- WHAT YOU HAVE TO DO: Transcribe the listing that follows in full, omitting pictures.

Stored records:
☆ ☆ ☆ ☆ ☆
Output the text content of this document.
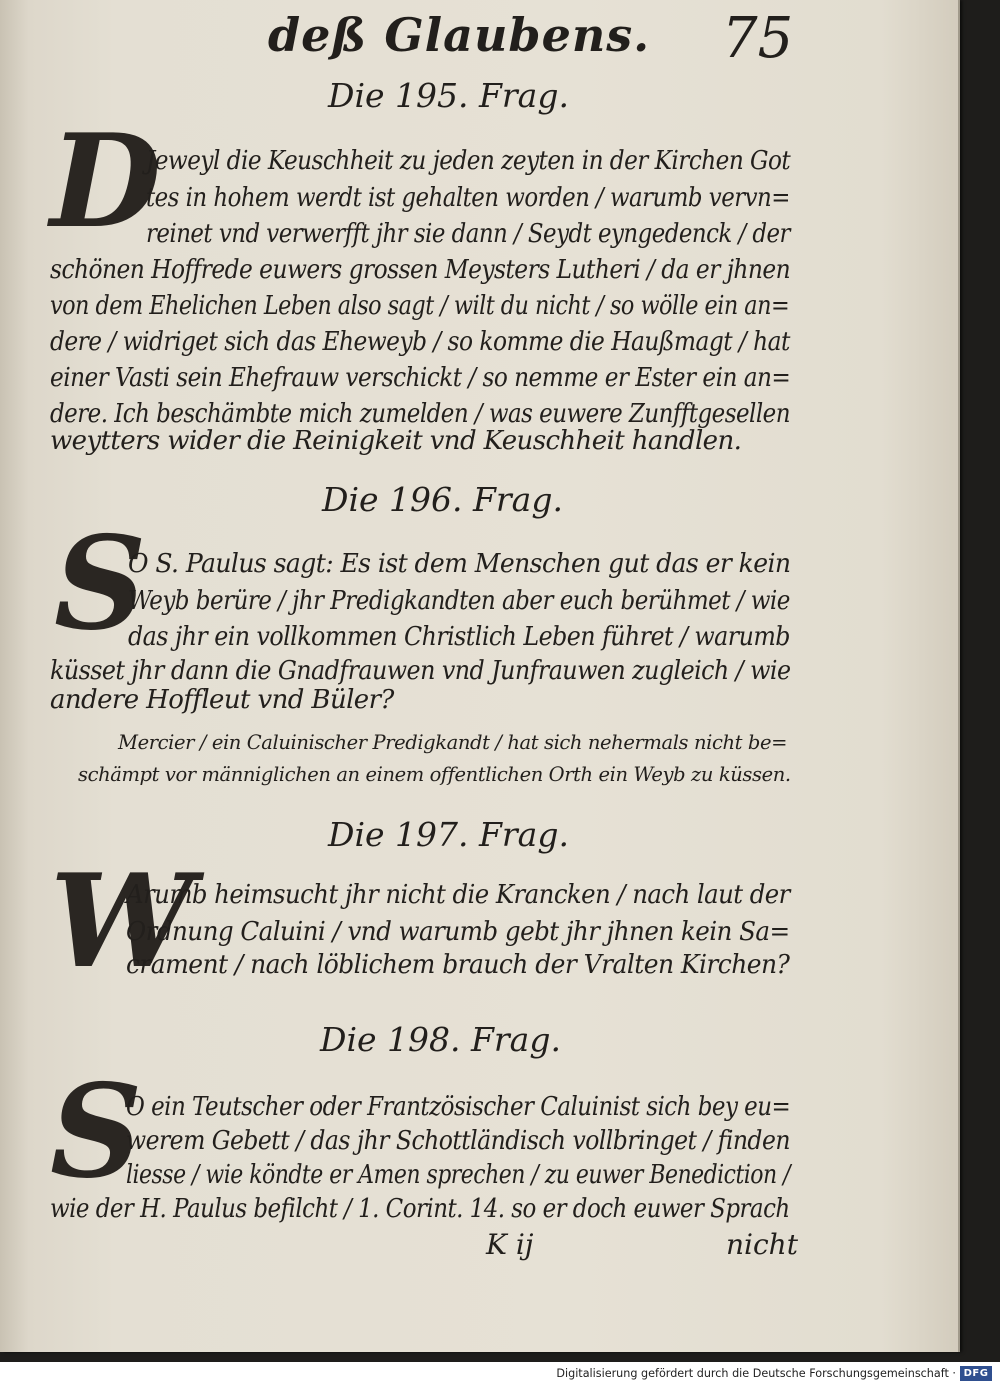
deß Glaubens. 75
Die 195. Frag.
D
Jeweyl die Keuschheit zu jeden zeyten in der Kirchen Got
tes in hohem werdt ist gehalten worden / warumb vervn=
reinet vnd verwerfft jhr sie dann / Seydt eyngedenck / der
schönen Hoffrede euwers grossen Meysters Lutheri / da er jhnen
von dem Ehelichen Leben also sagt / wilt du nicht / so wölle ein an=
dere / widriget sich das Eheweyb / so komme die Haußmagt / hat
einer Vasti sein Ehefrauw verschickt / so nemme er Ester ein an=
dere. Ich beschämbte mich zumelden / was euwere Zunfftgesellen
weytters wider die Reinigkeit vnd Keuschheit handlen.
Die 196. Frag.
S
O S. Paulus sagt: Es ist dem Menschen gut das er kein
Weyb berüre / jhr Predigkandten aber euch berühmet / wie
das jhr ein vollkommen Christlich Leben führet / warumb
küsset jhr dann die Gnadfrauwen vnd Junfrauwen zugleich / wie
andere Hoffleut vnd Büler?
Mercier / ein Caluinischer Predigkandt / hat sich nehermals nicht be=
schämpt vor männiglichen an einem offentlichen Orth ein Weyb zu küssen.
Die 197. Frag.
W
Arumb heimsucht jhr nicht die Krancken / nach laut der
Ordnung Caluini / vnd warumb gebt jhr jhnen kein Sa=
crament / nach löblichem brauch der Vralten Kirchen?
Die 198. Frag.
S
O ein Teutscher oder Frantzösischer Caluinist sich bey eu=
werem Gebett / das jhr Schottländisch vollbringet / finden
liesse / wie köndte er Amen sprechen / zu euwer Benediction /
wie der H. Paulus befilcht / 1. Corint. 14. so er doch euwer Sprach
K ij	nicht
Digitalisierung gefördert durch die Deutsche Forschungsgemeinschaft · DFG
☆ ☆ ☆ ☆ ☆
- EXERCISE SOLUTION:
Output the text content of this document.
deß Glaubens. 75
Die 195. Frag.
D
Jeweyl die Keuschheit zu jeden zeyten in der Kirchen Got
tes in hohem werdt ist gehalten worden / warumb vervn=
reinet vnd verwerfft jhr sie dann / Seydt eyngedenck / der
schönen Hoffrede euwers grossen Meysters Lutheri / da er jhnen
von dem Ehelichen Leben also sagt / wilt du nicht / so wölle ein an=
dere / widriget sich das Eheweyb / so komme die Haußmagt / hat
einer Vasti sein Ehefrauw verschickt / so nemme er Ester ein an=
dere. Ich beschämbte mich zumelden / was euwere Zunfftgesellen
weytters wider die Reinigkeit vnd Keuschheit handlen.
Die 196. Frag.
S
O S. Paulus sagt: Es ist dem Menschen gut das er kein
Weyb berüre / jhr Predigkandten aber euch berühmet / wie
das jhr ein vollkommen Christlich Leben führet / warumb
küsset jhr dann die Gnadfrauwen vnd Junfrauwen zugleich / wie
andere Hoffleut vnd Büler?
Mercier / ein Caluinischer Predigkandt / hat sich nehermals nicht be=
schämpt vor männiglichen an einem offentlichen Orth ein Weyb zu küssen.
Die 197. Frag.
W
Arumb heimsucht jhr nicht die Krancken / nach laut der
Ordnung Caluini / vnd warumb gebt jhr jhnen kein Sa=
crament / nach löblichem brauch der Vralten Kirchen?
Die 198. Frag.
S
O ein Teutscher oder Frantzösischer Caluinist sich bey eu=
werem Gebett / das jhr Schottländisch vollbringet / finden
liesse / wie köndte er Amen sprechen / zu euwer Benediction /
wie der H. Paulus befilcht / 1. Corint. 14. so er doch euwer Sprach
K ij	nicht
Digitalisierung gefördert durch die Deutsche Forschungsgemeinschaft · DFG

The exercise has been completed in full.